(Job) In the material below, the lines containing the word "Lidingö" are required; copy each of them.

(Exercise input)

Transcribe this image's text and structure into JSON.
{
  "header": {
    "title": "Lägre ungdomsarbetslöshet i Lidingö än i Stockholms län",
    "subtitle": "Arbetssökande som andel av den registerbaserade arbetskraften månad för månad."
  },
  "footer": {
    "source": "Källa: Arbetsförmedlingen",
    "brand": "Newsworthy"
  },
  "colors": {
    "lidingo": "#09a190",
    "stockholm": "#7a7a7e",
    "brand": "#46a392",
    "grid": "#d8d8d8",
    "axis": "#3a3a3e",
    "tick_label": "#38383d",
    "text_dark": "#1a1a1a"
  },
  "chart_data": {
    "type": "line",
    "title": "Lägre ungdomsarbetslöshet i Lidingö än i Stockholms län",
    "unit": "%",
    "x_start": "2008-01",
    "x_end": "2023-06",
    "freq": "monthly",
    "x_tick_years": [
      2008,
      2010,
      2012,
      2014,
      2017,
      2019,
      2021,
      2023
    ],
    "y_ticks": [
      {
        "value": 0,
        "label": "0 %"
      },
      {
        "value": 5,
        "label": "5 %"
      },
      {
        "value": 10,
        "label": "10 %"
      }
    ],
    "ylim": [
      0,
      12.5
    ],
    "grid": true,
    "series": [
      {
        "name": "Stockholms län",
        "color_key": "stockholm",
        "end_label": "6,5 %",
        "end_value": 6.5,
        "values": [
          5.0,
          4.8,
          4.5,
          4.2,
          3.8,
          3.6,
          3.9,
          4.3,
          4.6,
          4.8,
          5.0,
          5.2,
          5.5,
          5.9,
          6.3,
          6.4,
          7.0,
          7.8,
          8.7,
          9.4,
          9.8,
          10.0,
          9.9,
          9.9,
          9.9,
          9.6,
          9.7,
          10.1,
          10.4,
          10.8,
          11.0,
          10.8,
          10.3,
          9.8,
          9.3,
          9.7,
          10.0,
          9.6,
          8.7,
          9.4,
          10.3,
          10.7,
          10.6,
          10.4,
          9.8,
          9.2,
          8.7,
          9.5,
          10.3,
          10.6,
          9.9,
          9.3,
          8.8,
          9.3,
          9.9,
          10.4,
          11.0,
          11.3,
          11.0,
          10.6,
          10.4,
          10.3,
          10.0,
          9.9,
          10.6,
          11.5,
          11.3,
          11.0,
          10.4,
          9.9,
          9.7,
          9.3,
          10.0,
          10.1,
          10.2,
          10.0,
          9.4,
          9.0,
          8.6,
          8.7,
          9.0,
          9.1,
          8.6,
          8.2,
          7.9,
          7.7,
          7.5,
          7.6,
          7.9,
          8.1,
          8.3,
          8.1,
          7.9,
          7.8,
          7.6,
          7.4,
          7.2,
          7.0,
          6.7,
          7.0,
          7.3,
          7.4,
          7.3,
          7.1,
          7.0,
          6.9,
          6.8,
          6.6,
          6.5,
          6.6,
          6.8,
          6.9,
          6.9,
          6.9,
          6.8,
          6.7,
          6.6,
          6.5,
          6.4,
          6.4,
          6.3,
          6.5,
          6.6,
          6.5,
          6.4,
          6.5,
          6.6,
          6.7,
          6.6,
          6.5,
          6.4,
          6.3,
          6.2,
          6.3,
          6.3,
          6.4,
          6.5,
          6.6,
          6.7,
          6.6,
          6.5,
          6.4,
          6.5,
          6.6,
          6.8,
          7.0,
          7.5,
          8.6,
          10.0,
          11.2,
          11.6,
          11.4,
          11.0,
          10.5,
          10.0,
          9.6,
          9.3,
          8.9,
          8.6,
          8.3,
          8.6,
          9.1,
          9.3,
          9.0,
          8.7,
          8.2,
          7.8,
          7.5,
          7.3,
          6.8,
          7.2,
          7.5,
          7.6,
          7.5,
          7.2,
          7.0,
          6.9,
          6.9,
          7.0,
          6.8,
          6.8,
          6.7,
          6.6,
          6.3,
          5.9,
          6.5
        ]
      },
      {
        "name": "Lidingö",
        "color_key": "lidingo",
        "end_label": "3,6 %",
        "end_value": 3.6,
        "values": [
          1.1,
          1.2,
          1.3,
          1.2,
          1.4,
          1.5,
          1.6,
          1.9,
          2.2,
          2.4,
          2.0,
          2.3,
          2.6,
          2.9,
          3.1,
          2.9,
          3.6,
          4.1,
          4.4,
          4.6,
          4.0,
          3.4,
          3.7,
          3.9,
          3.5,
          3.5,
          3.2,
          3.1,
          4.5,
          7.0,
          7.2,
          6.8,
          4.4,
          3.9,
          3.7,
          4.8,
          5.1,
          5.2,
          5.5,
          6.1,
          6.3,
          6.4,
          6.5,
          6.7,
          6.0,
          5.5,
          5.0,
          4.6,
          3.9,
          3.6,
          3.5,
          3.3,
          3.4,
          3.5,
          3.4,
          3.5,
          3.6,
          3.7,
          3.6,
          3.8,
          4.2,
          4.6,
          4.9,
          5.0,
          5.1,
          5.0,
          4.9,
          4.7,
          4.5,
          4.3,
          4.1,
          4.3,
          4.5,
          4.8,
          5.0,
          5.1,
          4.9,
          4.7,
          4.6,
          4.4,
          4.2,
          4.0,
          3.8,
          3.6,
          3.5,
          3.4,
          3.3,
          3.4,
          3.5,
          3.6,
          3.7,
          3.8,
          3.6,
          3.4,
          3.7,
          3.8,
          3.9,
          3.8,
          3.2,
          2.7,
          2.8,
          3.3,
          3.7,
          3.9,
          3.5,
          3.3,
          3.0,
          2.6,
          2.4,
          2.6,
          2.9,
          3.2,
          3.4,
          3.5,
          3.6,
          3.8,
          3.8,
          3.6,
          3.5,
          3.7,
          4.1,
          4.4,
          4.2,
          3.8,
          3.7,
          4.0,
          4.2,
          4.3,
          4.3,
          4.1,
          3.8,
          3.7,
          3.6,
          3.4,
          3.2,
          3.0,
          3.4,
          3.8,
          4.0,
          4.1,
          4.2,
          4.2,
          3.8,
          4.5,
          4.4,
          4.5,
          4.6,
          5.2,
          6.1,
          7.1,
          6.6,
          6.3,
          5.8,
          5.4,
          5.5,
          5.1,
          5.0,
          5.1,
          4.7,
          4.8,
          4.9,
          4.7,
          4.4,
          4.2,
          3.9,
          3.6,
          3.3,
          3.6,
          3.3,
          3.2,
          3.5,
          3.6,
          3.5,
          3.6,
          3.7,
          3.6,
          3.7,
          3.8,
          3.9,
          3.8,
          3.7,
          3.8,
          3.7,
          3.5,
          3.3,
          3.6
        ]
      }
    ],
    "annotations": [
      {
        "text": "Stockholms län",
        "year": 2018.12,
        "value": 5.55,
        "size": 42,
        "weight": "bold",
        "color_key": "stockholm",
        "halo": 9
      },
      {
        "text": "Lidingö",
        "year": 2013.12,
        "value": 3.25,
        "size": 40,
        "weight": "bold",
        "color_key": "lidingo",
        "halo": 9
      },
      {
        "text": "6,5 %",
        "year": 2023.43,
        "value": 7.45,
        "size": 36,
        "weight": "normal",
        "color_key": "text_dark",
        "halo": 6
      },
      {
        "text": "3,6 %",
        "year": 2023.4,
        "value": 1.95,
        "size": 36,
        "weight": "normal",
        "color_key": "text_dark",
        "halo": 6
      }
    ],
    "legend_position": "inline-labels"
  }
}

(Output of the task)
    "title": "Lägre ungdomsarbetslöshet i Lidingö än i Stockholms län",
    "title": "Lägre ungdomsarbetslöshet i Lidingö än i Stockholms län",
        "name": "Lidingö",
        "text": "Lidingö",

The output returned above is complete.